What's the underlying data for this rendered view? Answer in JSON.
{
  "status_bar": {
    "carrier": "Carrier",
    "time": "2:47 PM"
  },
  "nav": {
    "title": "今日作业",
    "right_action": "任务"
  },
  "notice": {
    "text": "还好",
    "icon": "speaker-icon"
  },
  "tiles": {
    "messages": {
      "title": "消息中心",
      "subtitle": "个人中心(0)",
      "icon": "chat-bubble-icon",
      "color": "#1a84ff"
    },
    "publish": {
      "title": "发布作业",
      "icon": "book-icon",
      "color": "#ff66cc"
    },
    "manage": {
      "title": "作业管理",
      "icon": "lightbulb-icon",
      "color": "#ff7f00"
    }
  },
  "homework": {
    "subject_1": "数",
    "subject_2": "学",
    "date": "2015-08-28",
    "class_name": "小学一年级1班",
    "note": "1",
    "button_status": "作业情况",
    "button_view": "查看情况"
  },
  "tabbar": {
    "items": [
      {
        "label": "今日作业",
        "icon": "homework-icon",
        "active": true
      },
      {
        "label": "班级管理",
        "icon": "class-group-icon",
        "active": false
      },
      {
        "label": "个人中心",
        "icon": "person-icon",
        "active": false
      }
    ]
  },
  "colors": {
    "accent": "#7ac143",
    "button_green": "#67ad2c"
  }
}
☆ ☆ ☆ ☆ ☆
§ **WORK TO DO**
Restate the data above word for word, please.

§ **EXERCISE SOLUTION**
What's the underlying data for this rendered view? Answer in JSON.
{
  "status_bar": {
    "carrier": "Carrier",
    "time": "2:47 PM"
  },
  "nav": {
    "title": "今日作业",
    "right_action": "任务"
  },
  "notice": {
    "text": "还好",
    "icon": "speaker-icon"
  },
  "tiles": {
    "messages": {
      "title": "消息中心",
      "subtitle": "个人中心(0)",
      "icon": "chat-bubble-icon",
      "color": "#1a84ff"
    },
    "publish": {
      "title": "发布作业",
      "icon": "book-icon",
      "color": "#ff66cc"
    },
    "manage": {
      "title": "作业管理",
      "icon": "lightbulb-icon",
      "color": "#ff7f00"
    }
  },
  "homework": {
    "subject_1": "数",
    "subject_2": "学",
    "date": "2015-08-28",
    "class_name": "小学一年级1班",
    "note": "1",
    "button_status": "作业情况",
    "button_view": "查看情况"
  },
  "tabbar": {
    "items": [
      {
        "label": "今日作业",
        "icon": "homework-icon",
        "active": true
      },
      {
        "label": "班级管理",
        "icon": "class-group-icon",
        "active": false
      },
      {
        "label": "个人中心",
        "icon": "person-icon",
        "active": false
      }
    ]
  },
  "colors": {
    "accent": "#7ac143",
    "button_green": "#67ad2c"
  }
}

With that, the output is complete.